=== EXERCISE ===
In the material below, identify each line bearing the word "SALMON". Reproduce those lines.

(Beginning of RECORDS PROVIDED)

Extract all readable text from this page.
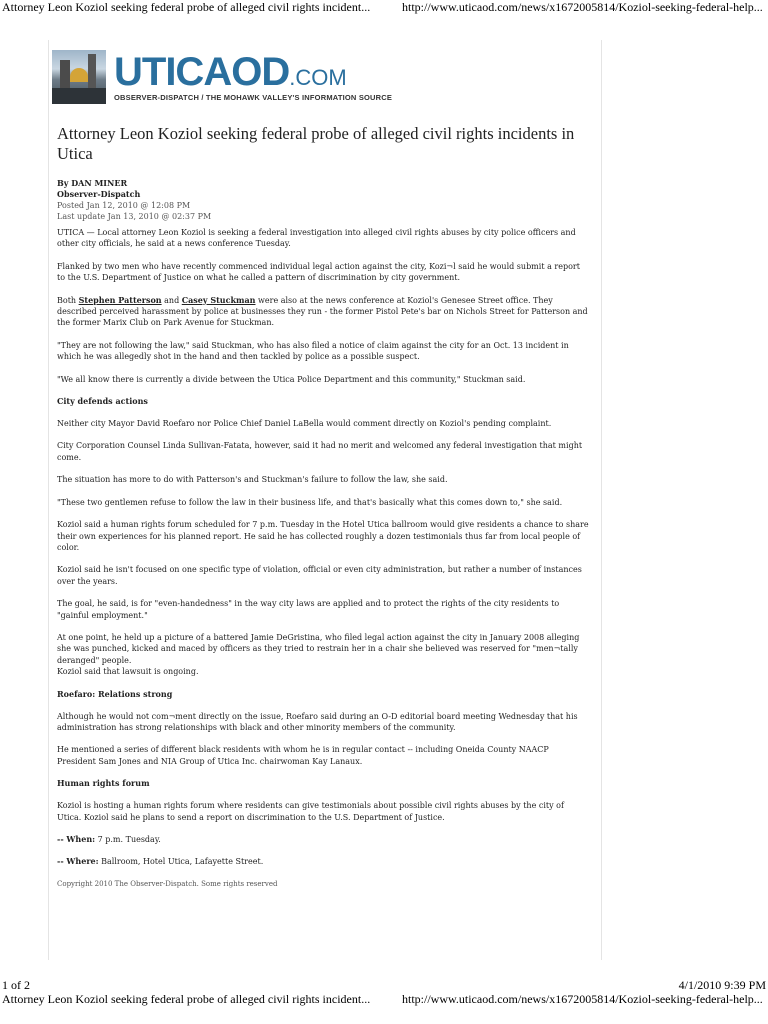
Attorney Leon Koziol seeking federal probe of alleged civil rights incident...	http://www.uticaod.com/news/x1672005814/Koziol-seeking-federal-help...
UTICAOD.COM
OBSERVER-DISPATCH / THE MOHAWK VALLEY'S INFORMATION SOURCE
Attorney Leon Koziol seeking federal probe of alleged civil rights incidents in Utica
By DAN MINER
Observer-Dispatch
Posted Jan 12, 2010 @ 12:08 PM
Last update Jan 13, 2010 @ 02:37 PM

UTICA — Local attorney Leon Koziol is seeking a federal investigation into alleged civil rights abuses by city police officers and other city officials, he said at a news conference Tuesday.

Flanked by two men who have recently commenced individual legal action against the city, Kozi¬l said he would submit a report to the U.S. Department of Justice on what he called a pattern of discrimination by city government.

Both Stephen Patterson and Casey Stuckman were also at the news conference at Koziol's Genesee Street office. They described perceived harassment by police at businesses they run - the former Pistol Pete's bar on Nichols Street for Patterson and the former Marix Club on Park Avenue for Stuckman.

"They are not following the law," said Stuckman, who has also filed a notice of claim against the city for an Oct. 13 incident in which he was allegedly shot in the hand and then tackled by police as a possible suspect.

"We all know there is currently a divide between the Utica Police Department and this community," Stuckman said.

City defends actions

Neither city Mayor David Roefaro nor Police Chief Daniel LaBella would comment directly on Koziol's pending complaint.

City Corporation Counsel Linda Sullivan-Fatata, however, said it had no merit and welcomed any federal investigation that might come.

The situation has more to do with Patterson's and Stuckman's failure to follow the law, she said.

"These two gentlemen refuse to follow the law in their business life, and that's basically what this comes down to," she said.

Koziol said a human rights forum scheduled for 7 p.m. Tuesday in the Hotel Utica ballroom would give residents a chance to share their own experiences for his planned report. He said he has collected roughly a dozen testimonials thus far from local people of color.

Koziol said he isn't focused on one specific type of violation, official or even city administration, but rather a number of instances over the years.

The goal, he said, is for "even-handedness" in the way city laws are applied and to protect the rights of the city residents to "gainful employment."

At one point, he held up a picture of a battered Jamie DeGristina, who filed legal action against the city in January 2008 alleging she was punched, kicked and maced by officers as they tried to restrain her in a chair she believed was reserved for "men¬tally deranged" people.
Koziol said that lawsuit is ongoing.

Roefaro: Relations strong

Although he would not com¬ment directly on the issue, Roefaro said during an O-D editorial board meeting Wednesday that his administration has strong relationships with black and other minority members of the community.

He mentioned a series of different black residents with whom he is in regular contact -- including Oneida County NAACP President Sam Jones and NIA Group of Utica Inc. chairwoman Kay Lanaux.

Human rights forum

Koziol is hosting a human rights forum where residents can give testimonials about possible civil rights abuses by the city of Utica. Koziol said he plans to send a report on discrimination to the U.S. Department of Justice.

-- When: 7 p.m. Tuesday.

-- Where: Ballroom, Hotel Utica, Lafayette Street.

Copyright 2010 The Observer-Dispatch. Some rights reserved
1 of 2	4/1/2010 9:39 PM
Attorney Leon Koziol seeking federal probe of alleged civil rights incident...	http://www.uticaod.com/news/x1672005814/Koziol-seeking-federal-help...
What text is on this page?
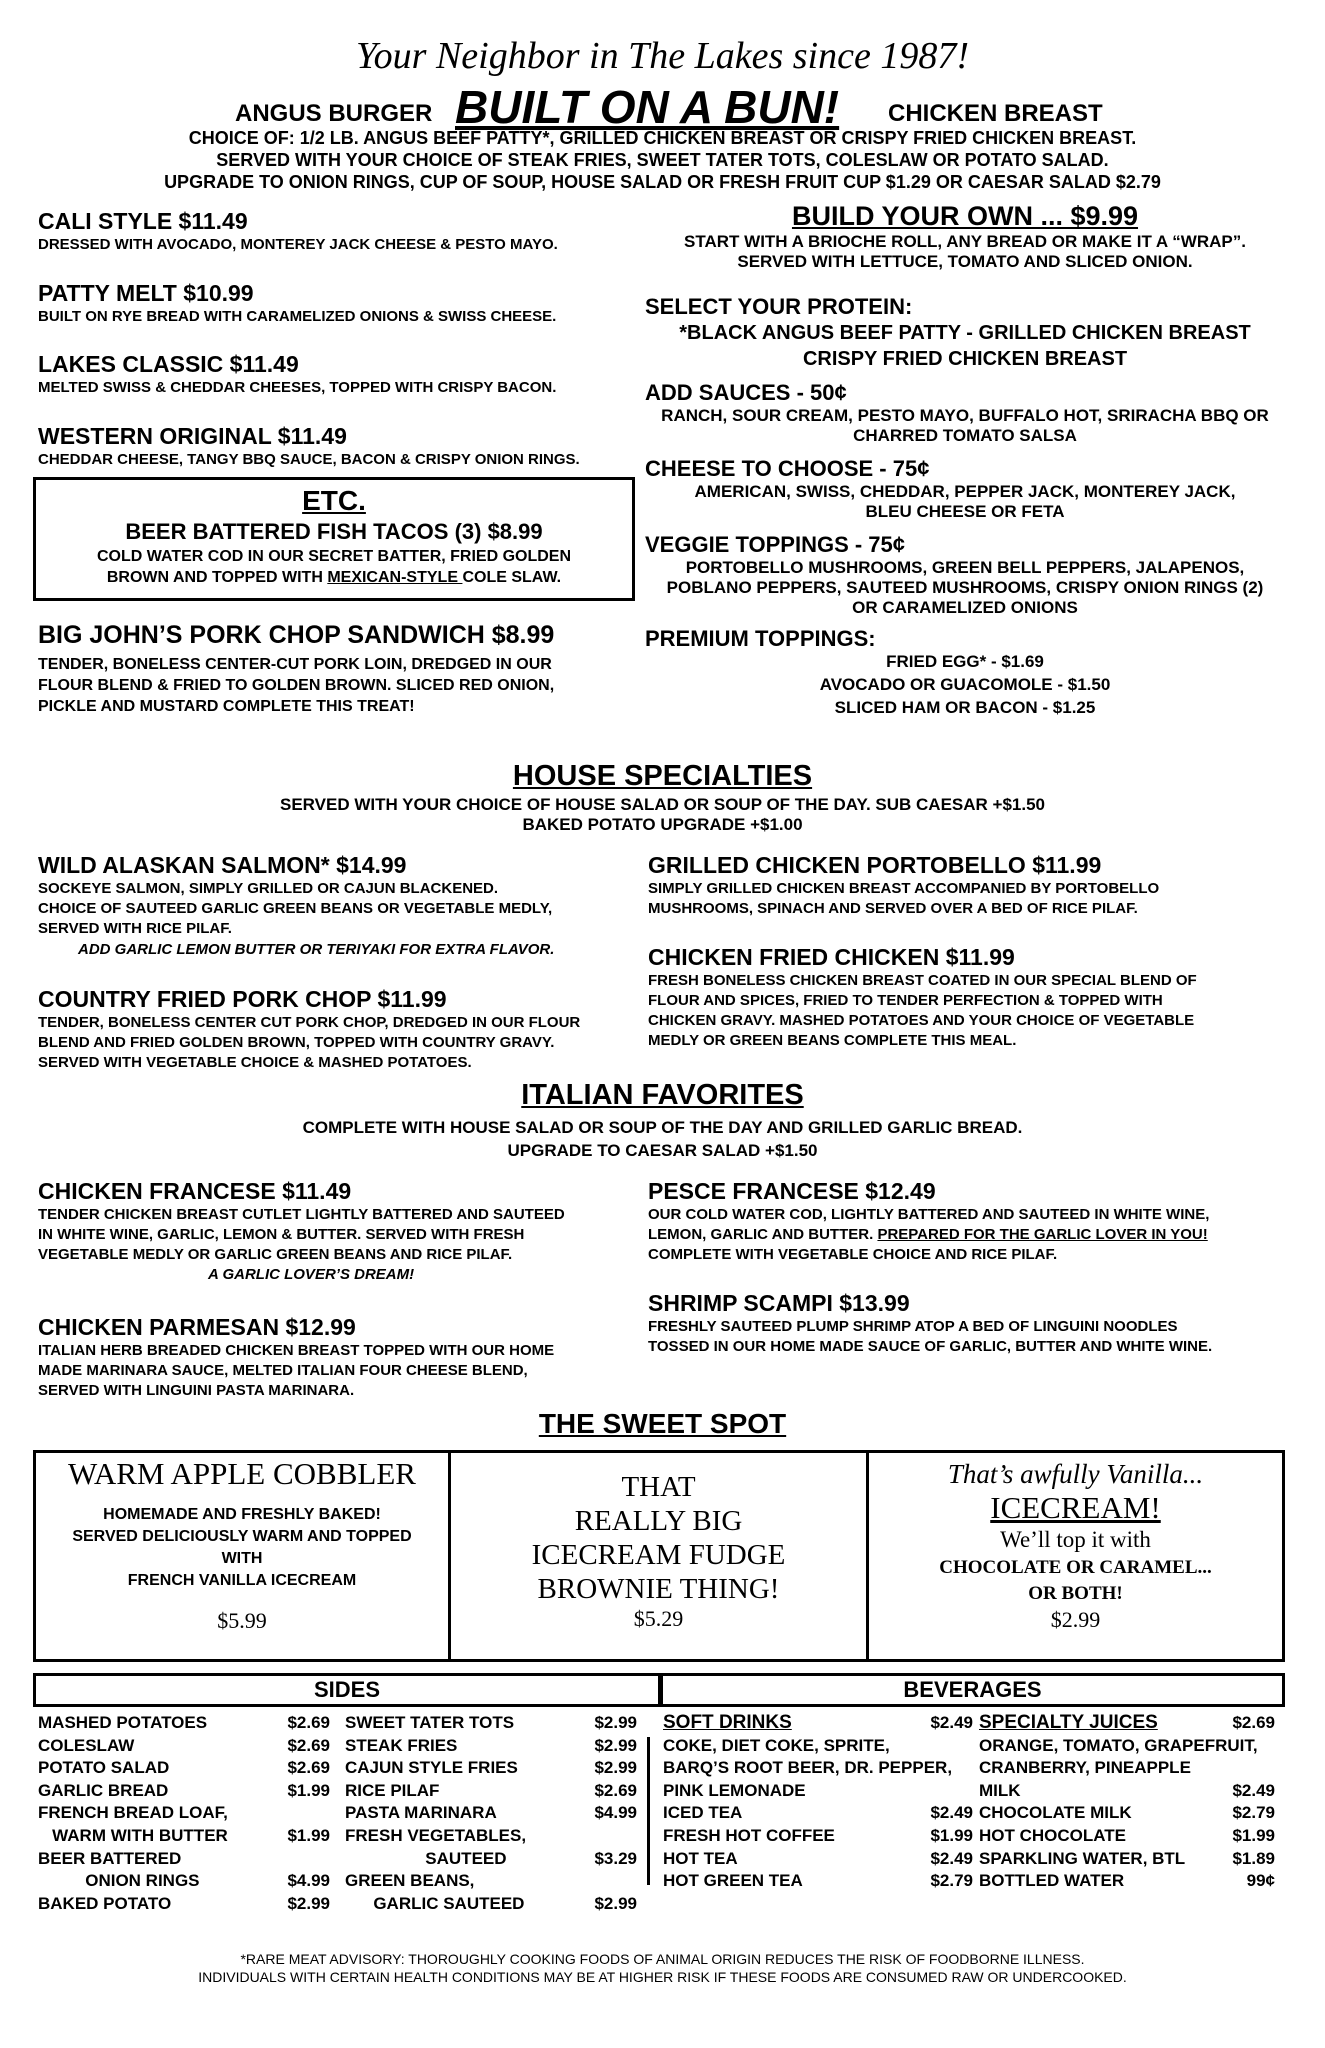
Your Neighbor in The Lakes since 1987!
ANGUS BURGER BUILT ON A BUN! CHICKEN BREAST
CHOICE OF: 1/2 LB. ANGUS BEEF PATTY*, GRILLED CHICKEN BREAST OR CRISPY FRIED CHICKEN BREAST.
SERVED WITH YOUR CHOICE OF STEAK FRIES, SWEET TATER TOTS, COLESLAW OR POTATO SALAD.
UPGRADE TO ONION RINGS, CUP OF SOUP, HOUSE SALAD OR FRESH FRUIT CUP $1.29 OR CAESAR SALAD $2.79
CALI STYLE $11.49
DRESSED WITH AVOCADO, MONTEREY JACK CHEESE & PESTO MAYO.
PATTY MELT $10.99
BUILT ON RYE BREAD WITH CARAMELIZED ONIONS & SWISS CHEESE.
LAKES CLASSIC $11.49
MELTED SWISS & CHEDDAR CHEESES, TOPPED WITH CRISPY BACON.
WESTERN ORIGINAL $11.49
CHEDDAR CHEESE, TANGY BBQ SAUCE, BACON & CRISPY ONION RINGS.
ETC.
BEER BATTERED FISH TACOS (3) $8.99
COLD WATER COD IN OUR SECRET BATTER, FRIED GOLDEN
BROWN AND TOPPED WITH MEXICAN-STYLE COLE SLAW.
BIG JOHN’S PORK CHOP SANDWICH $8.99
TENDER, BONELESS CENTER-CUT PORK LOIN, DREDGED IN OUR
FLOUR BLEND & FRIED TO GOLDEN BROWN. SLICED RED ONION,
PICKLE AND MUSTARD COMPLETE THIS TREAT!
BUILD YOUR OWN ... $9.99
START WITH A BRIOCHE ROLL, ANY BREAD OR MAKE IT A “WRAP”.
SERVED WITH LETTUCE, TOMATO AND SLICED ONION.
SELECT YOUR PROTEIN:
*BLACK ANGUS BEEF PATTY - GRILLED CHICKEN BREAST
CRISPY FRIED CHICKEN BREAST
ADD SAUCES - 50¢
RANCH, SOUR CREAM, PESTO MAYO, BUFFALO HOT, SRIRACHA BBQ OR
CHARRED TOMATO SALSA
CHEESE TO CHOOSE - 75¢
AMERICAN, SWISS, CHEDDAR, PEPPER JACK, MONTEREY JACK,
BLEU CHEESE OR FETA
VEGGIE TOPPINGS - 75¢
PORTOBELLO MUSHROOMS, GREEN BELL PEPPERS, JALAPENOS,
POBLANO PEPPERS, SAUTEED MUSHROOMS, CRISPY ONION RINGS (2)
OR CARAMELIZED ONIONS
PREMIUM TOPPINGS:
FRIED EGG* - $1.69
AVOCADO OR GUACOMOLE - $1.50
SLICED HAM OR BACON - $1.25
HOUSE SPECIALTIES
SERVED WITH YOUR CHOICE OF HOUSE SALAD OR SOUP OF THE DAY. SUB CAESAR +$1.50
BAKED POTATO UPGRADE +$1.00
WILD ALASKAN SALMON* $14.99
SOCKEYE SALMON, SIMPLY GRILLED OR CAJUN BLACKENED.
CHOICE OF SAUTEED GARLIC GREEN BEANS OR VEGETABLE MEDLY,
SERVED WITH RICE PILAF.
ADD GARLIC LEMON BUTTER OR TERIYAKI FOR EXTRA FLAVOR.
COUNTRY FRIED PORK CHOP $11.99
TENDER, BONELESS CENTER CUT PORK CHOP, DREDGED IN OUR FLOUR
BLEND AND FRIED GOLDEN BROWN, TOPPED WITH COUNTRY GRAVY.
SERVED WITH VEGETABLE CHOICE & MASHED POTATOES.
GRILLED CHICKEN PORTOBELLO $11.99
SIMPLY GRILLED CHICKEN BREAST ACCOMPANIED BY PORTOBELLO
MUSHROOMS, SPINACH AND SERVED OVER A BED OF RICE PILAF.
CHICKEN FRIED CHICKEN $11.99
FRESH BONELESS CHICKEN BREAST COATED IN OUR SPECIAL BLEND OF
FLOUR AND SPICES, FRIED TO TENDER PERFECTION & TOPPED WITH
CHICKEN GRAVY. MASHED POTATOES AND YOUR CHOICE OF VEGETABLE
MEDLY OR GREEN BEANS COMPLETE THIS MEAL.
ITALIAN FAVORITES
COMPLETE WITH HOUSE SALAD OR SOUP OF THE DAY AND GRILLED GARLIC BREAD.
UPGRADE TO CAESAR SALAD +$1.50
CHICKEN FRANCESE $11.49
TENDER CHICKEN BREAST CUTLET LIGHTLY BATTERED AND SAUTEED
IN WHITE WINE, GARLIC, LEMON & BUTTER. SERVED WITH FRESH
VEGETABLE MEDLY OR GARLIC GREEN BEANS AND RICE PILAF.
A GARLIC LOVER’S DREAM!
CHICKEN PARMESAN $12.99
ITALIAN HERB BREADED CHICKEN BREAST TOPPED WITH OUR HOME
MADE MARINARA SAUCE, MELTED ITALIAN FOUR CHEESE BLEND,
SERVED WITH LINGUINI PASTA MARINARA.
PESCE FRANCESE $12.49
OUR COLD WATER COD, LIGHTLY BATTERED AND SAUTEED IN WHITE WINE,
LEMON, GARLIC AND BUTTER. PREPARED FOR THE GARLIC LOVER IN YOU!
COMPLETE WITH VEGETABLE CHOICE AND RICE PILAF.
SHRIMP SCAMPI $13.99
FRESHLY SAUTEED PLUMP SHRIMP ATOP A BED OF LINGUINI NOODLES
TOSSED IN OUR HOME MADE SAUCE OF GARLIC, BUTTER AND WHITE WINE.
THE SWEET SPOT
WARM APPLE COBBLER
HOMEMADE AND FRESHLY BAKED!
SERVED DELICIOUSLY WARM AND TOPPED
WITH
FRENCH VANILLA ICECREAM
$5.99
THAT
REALLY BIG
ICECREAM FUDGE
BROWNIE THING!
$5.29
That’s awfully Vanilla...
ICECREAM!
We’ll top it with
CHOCOLATE OR CARAMEL...
OR BOTH!
$2.99
SIDES	BEVERAGES
MASHED POTATOES	$2.69
COLESLAW	$2.69
POTATO SALAD	$2.69
GARLIC BREAD	$1.99
FRENCH BREAD LOAF,	
WARM WITH BUTTER	$1.99
BEER BATTERED	
ONION RINGS	$4.99
BAKED POTATO	$2.99
SWEET TATER TOTS	$2.99
STEAK FRIES	$2.99
CAJUN STYLE FRIES	$2.99
RICE PILAF	$2.69
PASTA MARINARA	$4.99
FRESH VEGETABLES,	
SAUTEED	$3.29
GREEN BEANS,	
GARLIC SAUTEED	$2.99
SOFT DRINKS	$2.49
COKE, DIET COKE, SPRITE,
BARQ’S ROOT BEER, DR. PEPPER,
PINK LEMONADE
ICED TEA	$2.49
FRESH HOT COFFEE	$1.99
HOT TEA	$2.49
HOT GREEN TEA	$2.79
SPECIALTY JUICES	$2.69
ORANGE, TOMATO, GRAPEFRUIT,
CRANBERRY, PINEAPPLE
MILK	$2.49
CHOCOLATE MILK	$2.79
HOT CHOCOLATE	$1.99
SPARKLING WATER, BTL	$1.89
BOTTLED WATER	99¢
*RARE MEAT ADVISORY: THOROUGHLY COOKING FOODS OF ANIMAL ORIGIN REDUCES THE RISK OF FOODBORNE ILLNESS.
INDIVIDUALS WITH CERTAIN HEALTH CONDITIONS MAY BE AT HIGHER RISK IF THESE FOODS ARE CONSUMED RAW OR UNDERCOOKED.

(End of RECORDS PROVIDED)

=== PROBLEM SOLUTION ===
WILD ALASKAN SALMON* $14.99
SOCKEYE SALMON, SIMPLY GRILLED OR CAJUN BLACKENED.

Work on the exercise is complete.